*Problem to work on*
Reproduce the records below in full and exactly, without their images.

▼

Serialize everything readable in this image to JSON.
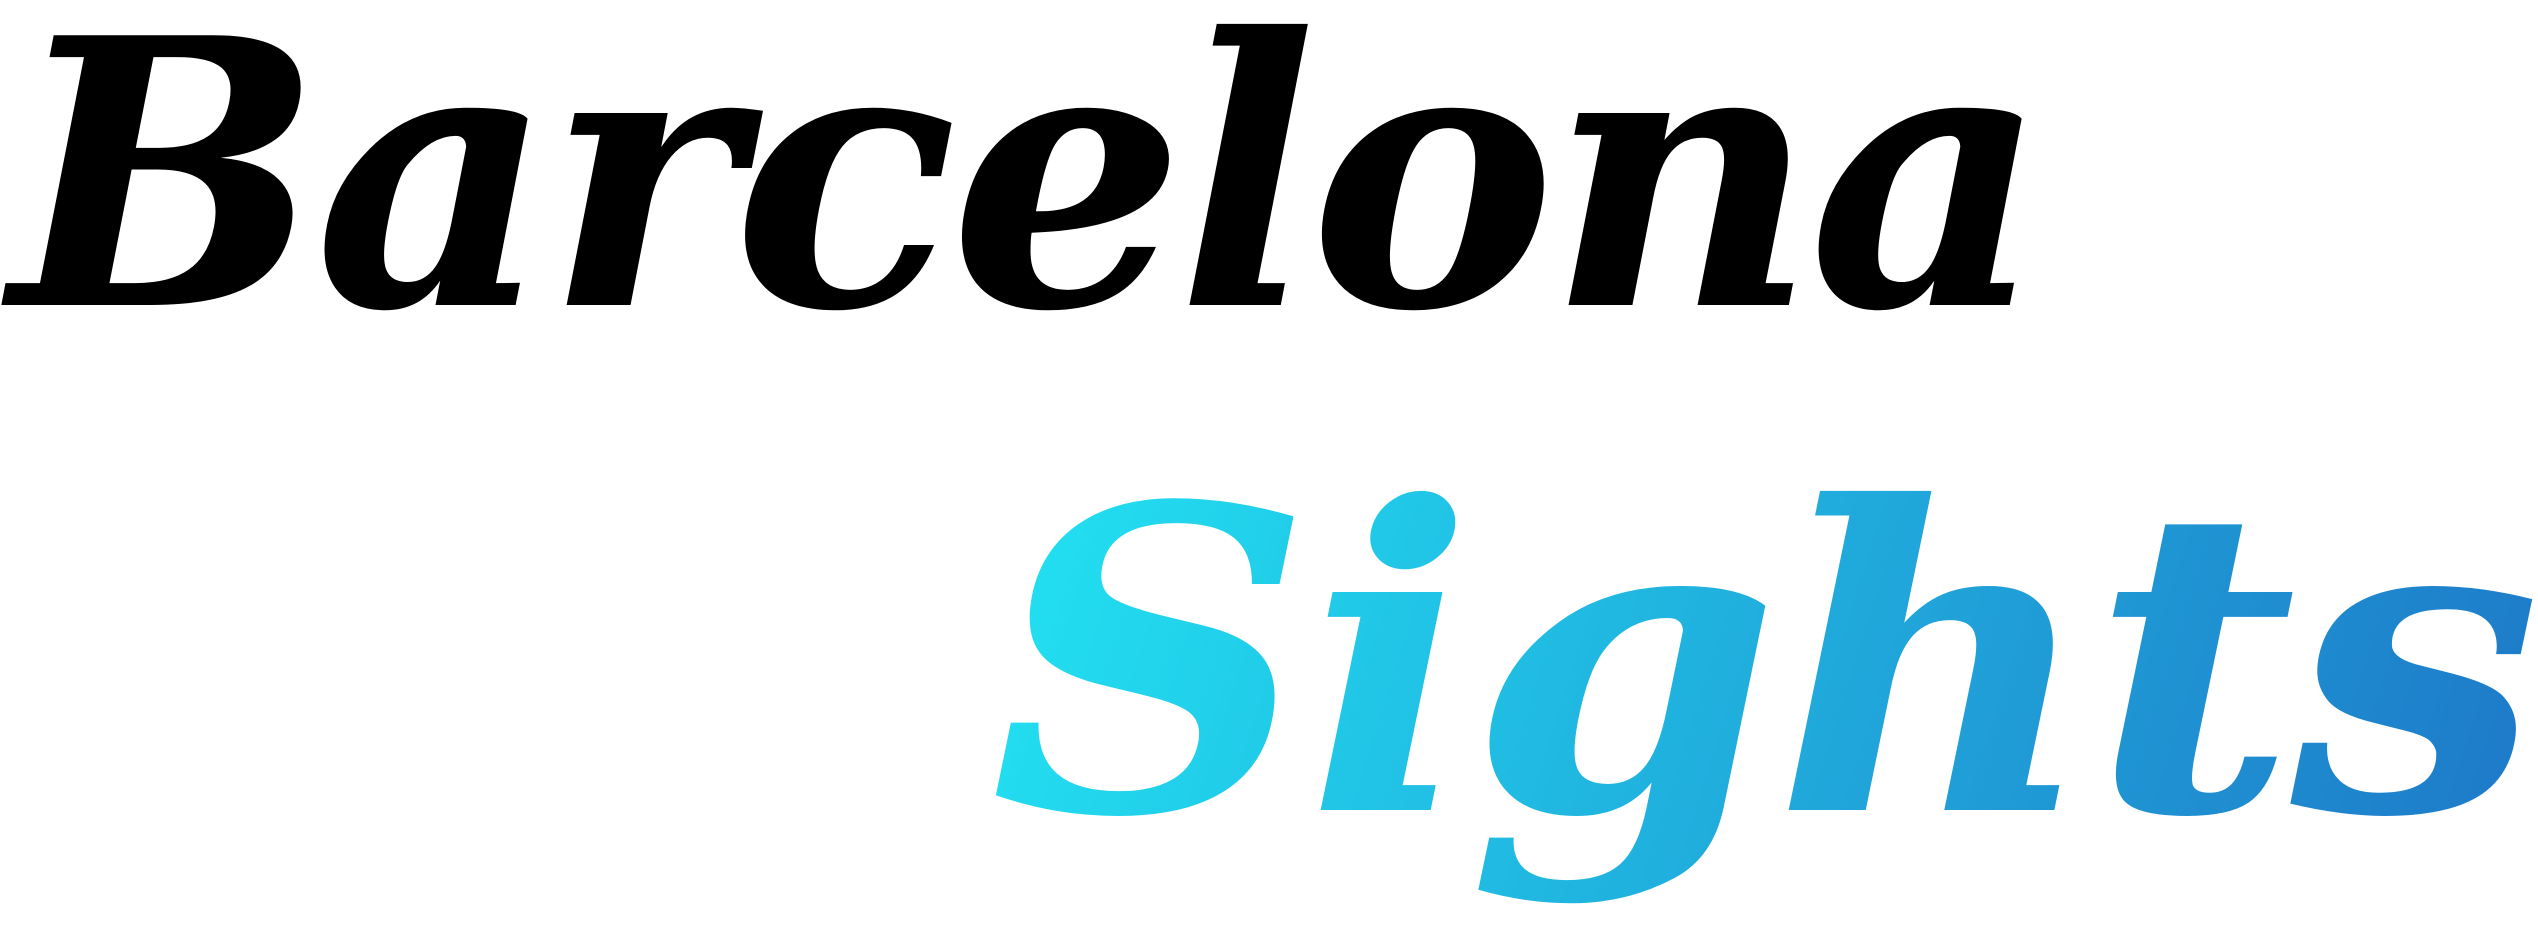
{
  "logo": {
    "line1": "Barcelona",
    "line2": "Sights"
  },
  "colors": {
    "line1": "#000000",
    "gradient_start": "#22e3f2",
    "gradient_end": "#1e78c8"
  }
}
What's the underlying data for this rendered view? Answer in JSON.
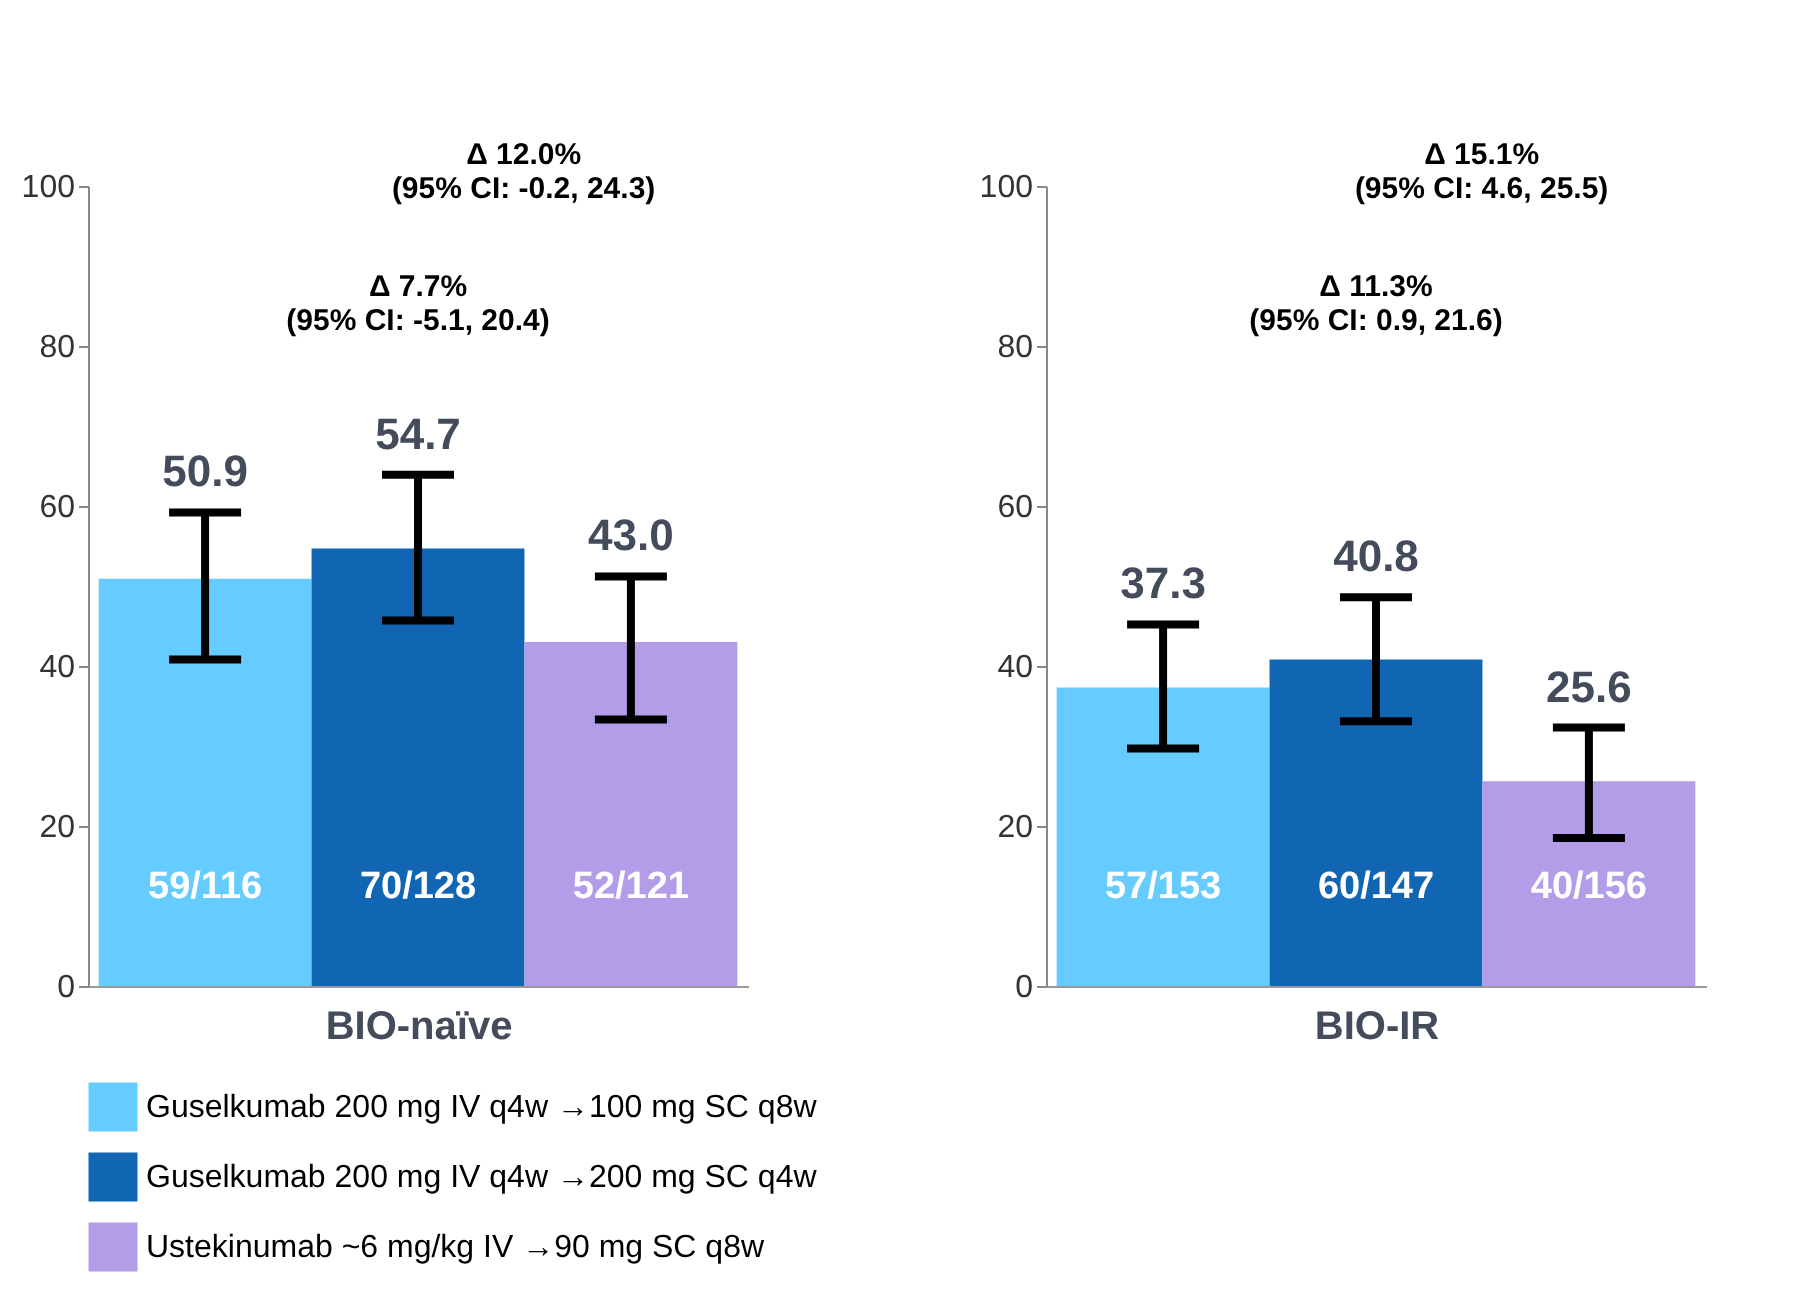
{
  "chart_data": [
    {
      "type": "bar",
      "xlabel": "BIO-naïve",
      "categories": [
        null
      ],
      "ylim": [
        0,
        100
      ],
      "yticks": [
        0,
        20,
        40,
        60,
        80,
        100
      ],
      "legend": "bottom",
      "series": [
        {
          "name": "Guselkumab 200 mg IV q4w →100 mg SC q8w",
          "color": "#66ccff",
          "values": [
            50.9
          ],
          "value_labels": [
            "50.9"
          ],
          "errors": [
            [
              40.8,
              59.2
            ]
          ]
        },
        {
          "name": "Guselkumab 200 mg IV q4w →200 mg SC q4w",
          "color": "#1166b3",
          "values": [
            54.7
          ],
          "value_labels": [
            "54.7"
          ],
          "errors": [
            [
              45.7,
              63.9
            ]
          ]
        },
        {
          "name": "Ustekinumab ~6 mg/kg IV →90 mg SC q8w",
          "color": "#b39ce8",
          "values": [
            43.0
          ],
          "value_labels": [
            "43.0"
          ],
          "errors": [
            [
              33.3,
              51.2
            ]
          ]
        }
      ],
      "annotations": [
        "Δ 12.0%\n(95% CI: -0.2, 24.3)",
        "Δ 7.7%\n(95% CI: -5.1, 20.4)",
        "59/116",
        "70/128",
        "52/121"
      ]
    },
    {
      "type": "bar",
      "xlabel": "BIO-IR",
      "categories": [
        null
      ],
      "ylim": [
        0,
        100
      ],
      "yticks": [
        0,
        20,
        40,
        60,
        80,
        100
      ],
      "series": [
        {
          "color": "#66ccff",
          "values": [
            37.3
          ],
          "value_labels": [
            "37.3"
          ],
          "errors": [
            [
              29.7,
              45.2
            ]
          ]
        },
        {
          "color": "#1166b3",
          "values": [
            40.8
          ],
          "value_labels": [
            "40.8"
          ],
          "errors": [
            [
              33.1,
              48.6
            ]
          ]
        },
        {
          "color": "#b39ce8",
          "values": [
            25.6
          ],
          "value_labels": [
            "25.6"
          ],
          "errors": [
            [
              18.5,
              32.3
            ]
          ]
        }
      ],
      "annotations": [
        "Δ 15.1%\n(95% CI: 4.6, 25.5)",
        "Δ 11.3%\n(95% CI: 0.9, 21.6)",
        "57/153",
        "60/147",
        "40/156"
      ]
    }
  ]
}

▲

*Right answer*
Serialize everything readable in this image to JSON.
{
  "logo": {
    "line1": "Barcelona",
    "line2": "Sights"
  },
  "colors": {
    "line1": "#000000",
    "gradient_start": "#22e3f2",
    "gradient_end": "#1e78c8"
  }
}
What's the underlying data for this rendered view? Answer in JSON.
{
  "chart_data": [
    {
      "type": "bar",
      "xlabel": "BIO-naïve",
      "categories": [
        null
      ],
      "ylim": [
        0,
        100
      ],
      "yticks": [
        0,
        20,
        40,
        60,
        80,
        100
      ],
      "legend": "bottom",
      "series": [
        {
          "name": "Guselkumab 200 mg IV q4w →100 mg SC q8w",
          "color": "#66ccff",
          "values": [
            50.9
          ],
          "value_labels": [
            "50.9"
          ],
          "errors": [
            [
              40.8,
              59.2
            ]
          ]
        },
        {
          "name": "Guselkumab 200 mg IV q4w →200 mg SC q4w",
          "color": "#1166b3",
          "values": [
            54.7
          ],
          "value_labels": [
            "54.7"
          ],
          "errors": [
            [
              45.7,
              63.9
            ]
          ]
        },
        {
          "name": "Ustekinumab ~6 mg/kg IV →90 mg SC q8w",
          "color": "#b39ce8",
          "values": [
            43.0
          ],
          "value_labels": [
            "43.0"
          ],
          "errors": [
            [
              33.3,
              51.2
            ]
          ]
        }
      ],
      "annotations": [
        "Δ 12.0%\n(95% CI: -0.2, 24.3)",
        "Δ 7.7%\n(95% CI: -5.1, 20.4)",
        "59/116",
        "70/128",
        "52/121"
      ]
    },
    {
      "type": "bar",
      "xlabel": "BIO-IR",
      "categories": [
        null
      ],
      "ylim": [
        0,
        100
      ],
      "yticks": [
        0,
        20,
        40,
        60,
        80,
        100
      ],
      "series": [
        {
          "color": "#66ccff",
          "values": [
            37.3
          ],
          "value_labels": [
            "37.3"
          ],
          "errors": [
            [
              29.7,
              45.2
            ]
          ]
        },
        {
          "color": "#1166b3",
          "values": [
            40.8
          ],
          "value_labels": [
            "40.8"
          ],
          "errors": [
            [
              33.1,
              48.6
            ]
          ]
        },
        {
          "color": "#b39ce8",
          "values": [
            25.6
          ],
          "value_labels": [
            "25.6"
          ],
          "errors": [
            [
              18.5,
              32.3
            ]
          ]
        }
      ],
      "annotations": [
        "Δ 15.1%\n(95% CI: 4.6, 25.5)",
        "Δ 11.3%\n(95% CI: 0.9, 21.6)",
        "57/153",
        "60/147",
        "40/156"
      ]
    }
  ]
}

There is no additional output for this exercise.